> _Problem to work on_: Lines containing the word "batches" should be extracted in full.

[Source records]
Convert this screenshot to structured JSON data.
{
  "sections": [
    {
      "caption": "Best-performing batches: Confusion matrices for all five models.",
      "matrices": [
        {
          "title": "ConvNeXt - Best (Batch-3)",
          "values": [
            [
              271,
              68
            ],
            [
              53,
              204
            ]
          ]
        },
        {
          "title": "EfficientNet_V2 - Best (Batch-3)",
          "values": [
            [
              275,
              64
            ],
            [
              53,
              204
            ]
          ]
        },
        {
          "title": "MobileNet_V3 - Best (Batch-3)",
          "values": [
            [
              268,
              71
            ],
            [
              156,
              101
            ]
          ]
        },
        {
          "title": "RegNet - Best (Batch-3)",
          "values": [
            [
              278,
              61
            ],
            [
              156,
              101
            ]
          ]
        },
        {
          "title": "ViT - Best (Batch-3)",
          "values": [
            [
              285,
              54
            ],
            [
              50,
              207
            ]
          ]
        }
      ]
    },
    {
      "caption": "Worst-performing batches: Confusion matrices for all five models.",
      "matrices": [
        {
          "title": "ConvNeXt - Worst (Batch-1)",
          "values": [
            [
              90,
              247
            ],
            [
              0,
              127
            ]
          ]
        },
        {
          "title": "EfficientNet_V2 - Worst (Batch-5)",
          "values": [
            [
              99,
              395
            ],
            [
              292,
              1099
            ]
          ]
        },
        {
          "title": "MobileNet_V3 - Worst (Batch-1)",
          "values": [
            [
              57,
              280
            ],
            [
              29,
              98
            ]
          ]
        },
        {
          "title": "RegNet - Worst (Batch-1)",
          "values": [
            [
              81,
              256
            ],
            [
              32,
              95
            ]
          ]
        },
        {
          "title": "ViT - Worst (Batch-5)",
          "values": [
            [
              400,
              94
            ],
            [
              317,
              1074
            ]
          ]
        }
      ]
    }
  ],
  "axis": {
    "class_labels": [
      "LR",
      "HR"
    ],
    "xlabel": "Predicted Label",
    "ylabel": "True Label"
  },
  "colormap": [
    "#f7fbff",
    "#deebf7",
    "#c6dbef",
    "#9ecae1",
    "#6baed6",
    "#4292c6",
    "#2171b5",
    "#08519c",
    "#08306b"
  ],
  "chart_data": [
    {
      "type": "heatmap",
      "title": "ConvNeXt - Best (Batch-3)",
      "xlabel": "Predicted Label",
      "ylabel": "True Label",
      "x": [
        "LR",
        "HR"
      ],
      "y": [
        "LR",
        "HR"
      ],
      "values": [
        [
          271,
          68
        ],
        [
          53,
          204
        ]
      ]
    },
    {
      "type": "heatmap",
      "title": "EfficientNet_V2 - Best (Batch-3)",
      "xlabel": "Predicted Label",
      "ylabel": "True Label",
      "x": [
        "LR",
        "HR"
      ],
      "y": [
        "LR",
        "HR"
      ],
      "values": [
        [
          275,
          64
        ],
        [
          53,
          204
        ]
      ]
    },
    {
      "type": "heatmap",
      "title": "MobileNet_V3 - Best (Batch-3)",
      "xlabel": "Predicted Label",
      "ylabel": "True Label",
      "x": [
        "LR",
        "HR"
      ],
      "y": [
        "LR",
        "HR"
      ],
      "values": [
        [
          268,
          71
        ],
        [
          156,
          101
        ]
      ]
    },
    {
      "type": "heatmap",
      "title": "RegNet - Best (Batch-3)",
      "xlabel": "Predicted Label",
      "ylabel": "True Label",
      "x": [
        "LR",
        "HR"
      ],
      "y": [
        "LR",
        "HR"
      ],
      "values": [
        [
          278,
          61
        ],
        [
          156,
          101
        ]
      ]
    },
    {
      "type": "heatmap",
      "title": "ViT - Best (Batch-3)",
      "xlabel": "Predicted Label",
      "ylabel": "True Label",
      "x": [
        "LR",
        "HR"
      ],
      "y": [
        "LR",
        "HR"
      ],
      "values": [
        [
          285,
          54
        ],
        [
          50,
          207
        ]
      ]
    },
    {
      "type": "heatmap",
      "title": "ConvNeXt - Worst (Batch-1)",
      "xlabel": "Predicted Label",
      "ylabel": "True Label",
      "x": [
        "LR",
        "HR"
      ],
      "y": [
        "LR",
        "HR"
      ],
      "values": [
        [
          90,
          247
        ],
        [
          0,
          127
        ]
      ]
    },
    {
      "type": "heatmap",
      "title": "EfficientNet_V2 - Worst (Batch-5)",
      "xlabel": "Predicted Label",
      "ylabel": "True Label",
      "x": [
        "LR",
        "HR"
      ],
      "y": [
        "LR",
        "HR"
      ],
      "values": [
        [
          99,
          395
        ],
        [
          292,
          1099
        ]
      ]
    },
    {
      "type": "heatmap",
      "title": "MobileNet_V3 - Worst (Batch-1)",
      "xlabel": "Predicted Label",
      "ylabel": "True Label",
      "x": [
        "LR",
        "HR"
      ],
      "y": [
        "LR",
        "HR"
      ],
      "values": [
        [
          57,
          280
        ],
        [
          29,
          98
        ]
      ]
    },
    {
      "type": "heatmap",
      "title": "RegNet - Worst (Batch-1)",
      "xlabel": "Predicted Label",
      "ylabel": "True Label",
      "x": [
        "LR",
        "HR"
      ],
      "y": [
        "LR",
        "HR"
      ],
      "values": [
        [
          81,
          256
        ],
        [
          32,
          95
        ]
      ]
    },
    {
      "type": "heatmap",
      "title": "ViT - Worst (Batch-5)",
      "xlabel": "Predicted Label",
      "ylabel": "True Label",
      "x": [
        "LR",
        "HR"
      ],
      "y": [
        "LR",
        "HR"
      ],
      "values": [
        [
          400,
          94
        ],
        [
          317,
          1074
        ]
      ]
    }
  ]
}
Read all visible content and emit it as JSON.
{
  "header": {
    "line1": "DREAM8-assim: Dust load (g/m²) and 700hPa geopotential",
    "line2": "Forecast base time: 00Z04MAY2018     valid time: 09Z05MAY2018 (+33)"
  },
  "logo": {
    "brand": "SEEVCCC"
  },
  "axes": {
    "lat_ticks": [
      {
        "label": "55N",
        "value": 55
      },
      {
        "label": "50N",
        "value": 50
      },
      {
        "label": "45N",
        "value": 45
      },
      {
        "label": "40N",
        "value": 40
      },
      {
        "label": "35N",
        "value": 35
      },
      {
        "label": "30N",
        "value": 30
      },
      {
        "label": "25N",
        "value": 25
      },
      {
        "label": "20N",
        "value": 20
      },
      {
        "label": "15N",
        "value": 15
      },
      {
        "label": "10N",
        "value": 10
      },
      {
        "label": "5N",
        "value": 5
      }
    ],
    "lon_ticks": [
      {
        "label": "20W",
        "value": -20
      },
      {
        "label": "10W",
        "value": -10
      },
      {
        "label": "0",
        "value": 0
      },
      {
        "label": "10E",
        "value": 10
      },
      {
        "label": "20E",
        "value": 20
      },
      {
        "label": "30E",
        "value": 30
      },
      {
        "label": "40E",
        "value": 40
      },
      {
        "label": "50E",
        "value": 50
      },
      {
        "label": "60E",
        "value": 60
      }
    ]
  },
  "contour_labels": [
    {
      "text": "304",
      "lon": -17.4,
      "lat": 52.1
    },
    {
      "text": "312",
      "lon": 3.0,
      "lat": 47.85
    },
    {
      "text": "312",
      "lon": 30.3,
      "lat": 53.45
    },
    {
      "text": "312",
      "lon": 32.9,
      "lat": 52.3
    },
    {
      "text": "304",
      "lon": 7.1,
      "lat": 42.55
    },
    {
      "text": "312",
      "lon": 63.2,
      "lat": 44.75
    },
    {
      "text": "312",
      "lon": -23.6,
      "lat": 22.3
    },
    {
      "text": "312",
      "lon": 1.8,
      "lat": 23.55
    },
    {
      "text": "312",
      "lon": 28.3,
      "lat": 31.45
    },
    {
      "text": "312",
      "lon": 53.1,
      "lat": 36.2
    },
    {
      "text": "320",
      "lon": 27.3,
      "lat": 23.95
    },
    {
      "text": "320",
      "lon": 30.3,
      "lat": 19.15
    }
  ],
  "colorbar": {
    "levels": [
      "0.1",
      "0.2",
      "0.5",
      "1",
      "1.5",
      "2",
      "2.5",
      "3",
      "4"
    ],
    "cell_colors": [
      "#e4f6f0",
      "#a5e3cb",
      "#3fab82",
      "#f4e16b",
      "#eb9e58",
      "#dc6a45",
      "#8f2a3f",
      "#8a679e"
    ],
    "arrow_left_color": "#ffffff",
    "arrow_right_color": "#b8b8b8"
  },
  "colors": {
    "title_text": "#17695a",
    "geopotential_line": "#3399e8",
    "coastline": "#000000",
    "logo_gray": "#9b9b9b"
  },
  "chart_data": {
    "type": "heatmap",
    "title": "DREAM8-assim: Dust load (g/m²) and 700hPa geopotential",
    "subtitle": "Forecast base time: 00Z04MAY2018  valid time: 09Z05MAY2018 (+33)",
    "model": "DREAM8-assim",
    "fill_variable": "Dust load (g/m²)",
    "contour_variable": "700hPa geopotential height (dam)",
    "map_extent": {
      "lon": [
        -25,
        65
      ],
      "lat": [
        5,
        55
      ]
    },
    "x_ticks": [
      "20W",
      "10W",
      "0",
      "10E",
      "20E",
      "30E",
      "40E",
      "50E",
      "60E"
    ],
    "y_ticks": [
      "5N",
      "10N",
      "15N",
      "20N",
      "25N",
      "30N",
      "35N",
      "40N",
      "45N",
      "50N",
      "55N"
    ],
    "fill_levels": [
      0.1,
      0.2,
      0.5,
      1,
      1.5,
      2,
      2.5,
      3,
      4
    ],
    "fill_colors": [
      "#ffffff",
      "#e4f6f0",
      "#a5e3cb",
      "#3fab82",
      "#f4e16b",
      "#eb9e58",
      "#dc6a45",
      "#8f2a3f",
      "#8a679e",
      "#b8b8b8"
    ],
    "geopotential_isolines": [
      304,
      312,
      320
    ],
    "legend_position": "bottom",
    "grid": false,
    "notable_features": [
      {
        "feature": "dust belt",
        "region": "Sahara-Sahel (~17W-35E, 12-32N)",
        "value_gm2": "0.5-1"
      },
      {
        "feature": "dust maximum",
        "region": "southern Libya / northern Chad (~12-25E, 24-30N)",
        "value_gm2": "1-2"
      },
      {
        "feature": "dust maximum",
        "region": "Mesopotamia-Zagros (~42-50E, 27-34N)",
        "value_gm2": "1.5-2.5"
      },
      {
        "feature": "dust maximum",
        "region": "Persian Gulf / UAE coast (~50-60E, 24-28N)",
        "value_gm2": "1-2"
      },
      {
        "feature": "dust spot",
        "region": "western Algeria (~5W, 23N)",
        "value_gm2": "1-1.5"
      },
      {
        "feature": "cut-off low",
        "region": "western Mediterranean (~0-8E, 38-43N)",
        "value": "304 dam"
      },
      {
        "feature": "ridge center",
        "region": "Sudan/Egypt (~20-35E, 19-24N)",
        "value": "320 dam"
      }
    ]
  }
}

> _Task result_:
      "caption": "Best-performing batches: Confusion matrices for all five models.",
      "caption": "Worst-performing batches: Confusion matrices for all five models.",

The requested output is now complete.